Task to complete. Reproduce the entries word for word, and omit any picture you find in them.

** start of Records **

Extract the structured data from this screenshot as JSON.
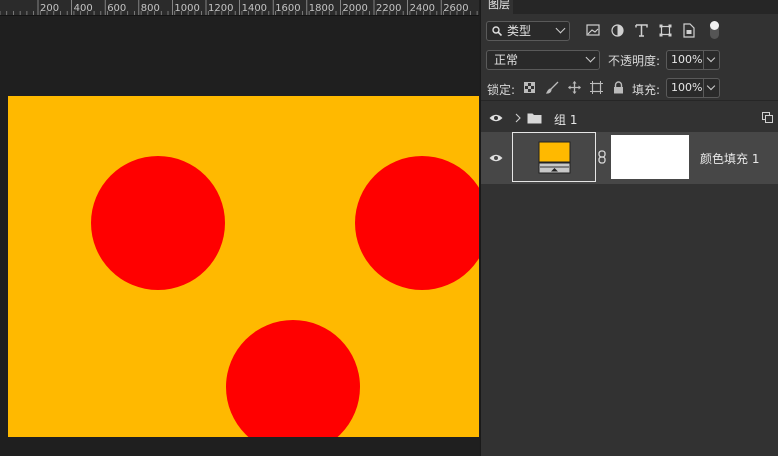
{
  "ruler": {
    "labels": [
      "200",
      "400",
      "600",
      "800",
      "1000",
      "1200",
      "1400",
      "1600",
      "1800",
      "2000",
      "2200",
      "2400",
      "2600"
    ]
  },
  "colors": {
    "canvas_bg": "#ffb900",
    "circle": "#ff0000",
    "arrow": "#e8343a",
    "fill_swatch": "#ffb900",
    "mask": "#ffffff"
  },
  "panel": {
    "tab_label": "图层",
    "filter": {
      "icon": "search-icon",
      "label": "类型"
    },
    "blend_mode": {
      "label": "正常"
    },
    "opacity": {
      "label": "不透明度:",
      "value": "100%"
    },
    "lock": {
      "label": "锁定:"
    },
    "fill": {
      "label": "填充:",
      "value": "100%"
    },
    "layers": [
      {
        "name": "组 1",
        "type": "group",
        "visible": true
      },
      {
        "name": "颜色填充 1",
        "type": "fill",
        "visible": true,
        "selected": true
      }
    ]
  }
}
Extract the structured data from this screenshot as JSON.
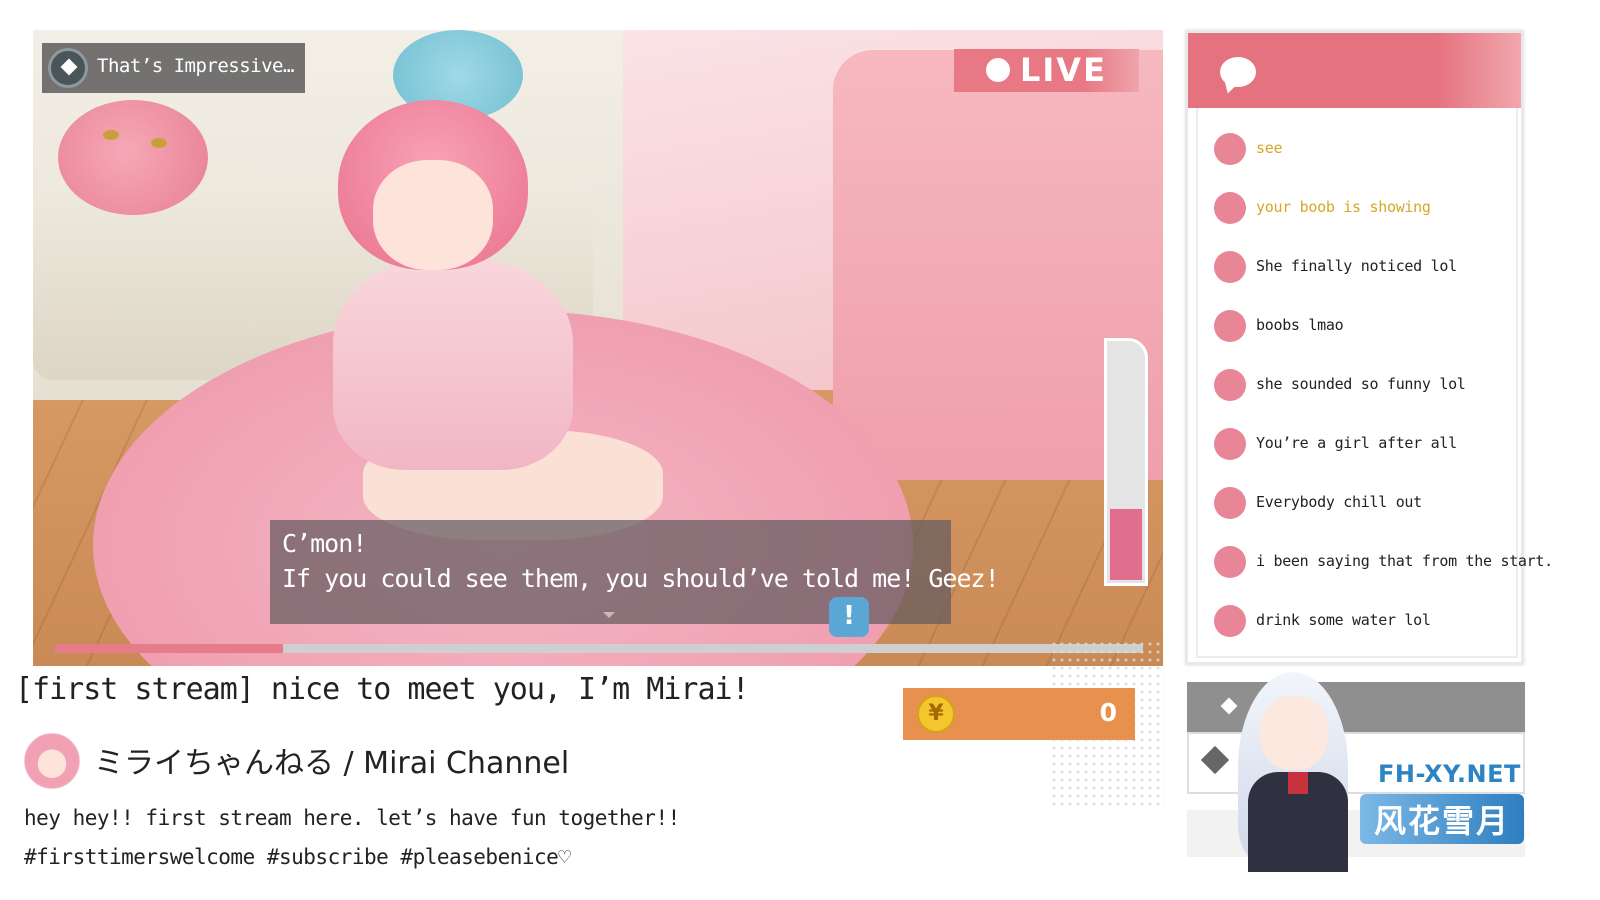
{
  "achievement": {
    "icon": "diamond-icon",
    "text": "That’s Impressive…"
  },
  "live_badge": {
    "label": "LIVE",
    "color": "#e77884"
  },
  "gauge": {
    "level": 0.3,
    "color": "#e06e8c"
  },
  "dialogue": {
    "line1": "C’mon!",
    "line2": "If you could see them, you should’ve told me! Geez!",
    "alert_icon": "!"
  },
  "progress": {
    "value": 0.21,
    "color": "#e67c8a"
  },
  "stream": {
    "title": "[first stream] nice to meet you, I’m Mirai!",
    "channel": "ミライちゃんねる / Mirai Channel",
    "description": "hey hey!! first stream here. let’s have fun together!!",
    "tags": "#firsttimerswelcome #subscribe #pleasebenice♡"
  },
  "currency": {
    "symbol": "¥",
    "value": "0"
  },
  "chat": {
    "icon": "chat-bubble-icon",
    "accent": "#e4737f",
    "messages": [
      {
        "text": "see",
        "highlight": true
      },
      {
        "text": "your boob is showing",
        "highlight": true
      },
      {
        "text": "She finally noticed lol",
        "highlight": false
      },
      {
        "text": "boobs lmao",
        "highlight": false
      },
      {
        "text": "she sounded so funny lol",
        "highlight": false
      },
      {
        "text": "You’re a girl after all",
        "highlight": false
      },
      {
        "text": "Everybody chill out",
        "highlight": false
      },
      {
        "text": "i been saying that from the start.",
        "highlight": false
      },
      {
        "text": "drink some water lol",
        "highlight": false
      }
    ],
    "highlight_color": "#d9a627"
  },
  "watermark": {
    "en": "FH-XY.NET",
    "cn": "风花雪月"
  }
}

** end of Records **

Written answer.
Extract the structured data from this screenshot as JSON.
{
  "ruler": {
    "labels": [
      "200",
      "400",
      "600",
      "800",
      "1000",
      "1200",
      "1400",
      "1600",
      "1800",
      "2000",
      "2200",
      "2400",
      "2600"
    ]
  },
  "colors": {
    "canvas_bg": "#ffb900",
    "circle": "#ff0000",
    "arrow": "#e8343a",
    "fill_swatch": "#ffb900",
    "mask": "#ffffff"
  },
  "panel": {
    "tab_label": "图层",
    "filter": {
      "icon": "search-icon",
      "label": "类型"
    },
    "blend_mode": {
      "label": "正常"
    },
    "opacity": {
      "label": "不透明度:",
      "value": "100%"
    },
    "lock": {
      "label": "锁定:"
    },
    "fill": {
      "label": "填充:",
      "value": "100%"
    },
    "layers": [
      {
        "name": "组 1",
        "type": "group",
        "visible": true
      },
      {
        "name": "颜色填充 1",
        "type": "fill",
        "visible": true,
        "selected": true
      }
    ]
  }
}
Extract the structured data from this screenshot as JSON.
{
  "achievement": {
    "icon": "diamond-icon",
    "text": "That’s Impressive…"
  },
  "live_badge": {
    "label": "LIVE",
    "color": "#e77884"
  },
  "gauge": {
    "level": 0.3,
    "color": "#e06e8c"
  },
  "dialogue": {
    "line1": "C’mon!",
    "line2": "If you could see them, you should’ve told me! Geez!",
    "alert_icon": "!"
  },
  "progress": {
    "value": 0.21,
    "color": "#e67c8a"
  },
  "stream": {
    "title": "[first stream] nice to meet you, I’m Mirai!",
    "channel": "ミライちゃんねる / Mirai Channel",
    "description": "hey hey!! first stream here. let’s have fun together!!",
    "tags": "#firsttimerswelcome #subscribe #pleasebenice♡"
  },
  "currency": {
    "symbol": "¥",
    "value": "0"
  },
  "chat": {
    "icon": "chat-bubble-icon",
    "accent": "#e4737f",
    "messages": [
      {
        "text": "see",
        "highlight": true
      },
      {
        "text": "your boob is showing",
        "highlight": true
      },
      {
        "text": "She finally noticed lol",
        "highlight": false
      },
      {
        "text": "boobs lmao",
        "highlight": false
      },
      {
        "text": "she sounded so funny lol",
        "highlight": false
      },
      {
        "text": "You’re a girl after all",
        "highlight": false
      },
      {
        "text": "Everybody chill out",
        "highlight": false
      },
      {
        "text": "i been saying that from the start.",
        "highlight": false
      },
      {
        "text": "drink some water lol",
        "highlight": false
      }
    ],
    "highlight_color": "#d9a627"
  },
  "watermark": {
    "en": "FH-XY.NET",
    "cn": "风花雪月"
  }
}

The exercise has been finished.